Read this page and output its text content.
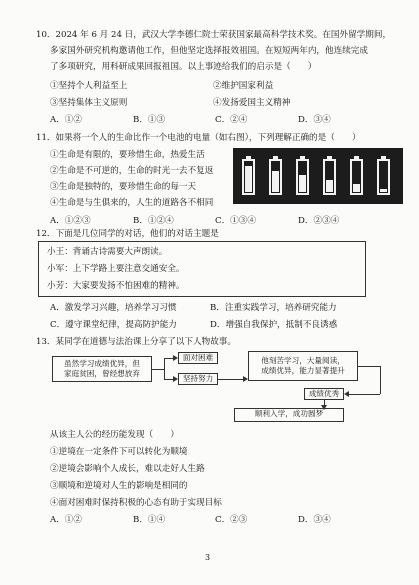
10．2024 年 6 月 24 日，武汉大学李德仁院士荣获国家最高科学技术奖。在国外留学期间，
多家国外研究机构邀请他工作，但他坚定选择报效祖国。在短短两年内，他连续完成
了多项研究，用科研成果回报祖国。以上事迹给我们的启示是（　　）
①坚持个人利益至上	②维护国家利益
③坚持集体主义原则	④发扬爱国主义精神
A．①②	B．①③	C．②④	D．③④
11．如果将一个人的生命比作一个电池的电量（如右图），下列理解正确的是（　　）
①生命是有限的，要珍惜生命，热爱生活
②生命是不可逆的，生命的时光一去不复返
③生命是独特的，要珍惜生命的每一天
④生命是与生俱来的，人生的道路各不相同
A．①②③	B．①②④	C．①③④	D．②③④
12．下面是几位同学的对话，他们的对话主题是
小王：背诵古诗需要大声朗读。
小军：上下学路上要注意交通安全。
小芳：大家要发扬不怕困难的精神。
A．激发学习兴趣，培养学习习惯	B．注重实践学习，培养研究能力
C．遵守课堂纪律，提高防护能力	D．增强自我保护，抵制不良诱惑
13．某同学在道德与法治课上分享了以下人物故事。
虽然学习成绩优异，但
家庭贫困，曾经想放弃
面对困难
坚持努力
他刻苦学习，大量阅读，
成绩优异，能力显著提升
成绩优秀
顺利入学，成功圆梦
从该主人公的经历能发现（　　）
①逆境在一定条件下可以转化为顺境
②逆境会影响个人成长，难以走好人生路
③顺境和逆境对人生的影响是相同的
④面对困难时保持积极的心态有助于实现目标
A．①②	B．①④	C．②③	D．③④
3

= = = =

* EXERCISE INSTRUCTIONS *
Restate the data above exactly, stripping out each image.

* EXPECTED ANSWER *
Read this page and output its text content.
10．2024 年 6 月 24 日，武汉大学李德仁院士荣获国家最高科学技术奖。在国外留学期间，
多家国外研究机构邀请他工作，但他坚定选择报效祖国。在短短两年内，他连续完成
了多项研究，用科研成果回报祖国。以上事迹给我们的启示是（　　）
①坚持个人利益至上	②维护国家利益
③坚持集体主义原则	④发扬爱国主义精神
A．①②	B．①③	C．②④	D．③④
11．如果将一个人的生命比作一个电池的电量（如右图），下列理解正确的是（　　）
①生命是有限的，要珍惜生命，热爱生活
②生命是不可逆的，生命的时光一去不复返
③生命是独特的，要珍惜生命的每一天
④生命是与生俱来的，人生的道路各不相同
A．①②③	B．①②④	C．①③④	D．②③④
12．下面是几位同学的对话，他们的对话主题是
小王：背诵古诗需要大声朗读。
小军：上下学路上要注意交通安全。
小芳：大家要发扬不怕困难的精神。
A．激发学习兴趣，培养学习习惯	B．注重实践学习，培养研究能力
C．遵守课堂纪律，提高防护能力	D．增强自我保护，抵制不良诱惑
13．某同学在道德与法治课上分享了以下人物故事。
虽然学习成绩优异，但
家庭贫困，曾经想放弃
面对困难
坚持努力
他刻苦学习，大量阅读，
成绩优异，能力显著提升
成绩优秀
顺利入学，成功圆梦
从该主人公的经历能发现（　　）
①逆境在一定条件下可以转化为顺境
②逆境会影响个人成长，难以走好人生路
③顺境和逆境对人生的影响是相同的
④面对困难时保持积极的心态有助于实现目标
A．①②	B．①④	C．②③	D．③④
3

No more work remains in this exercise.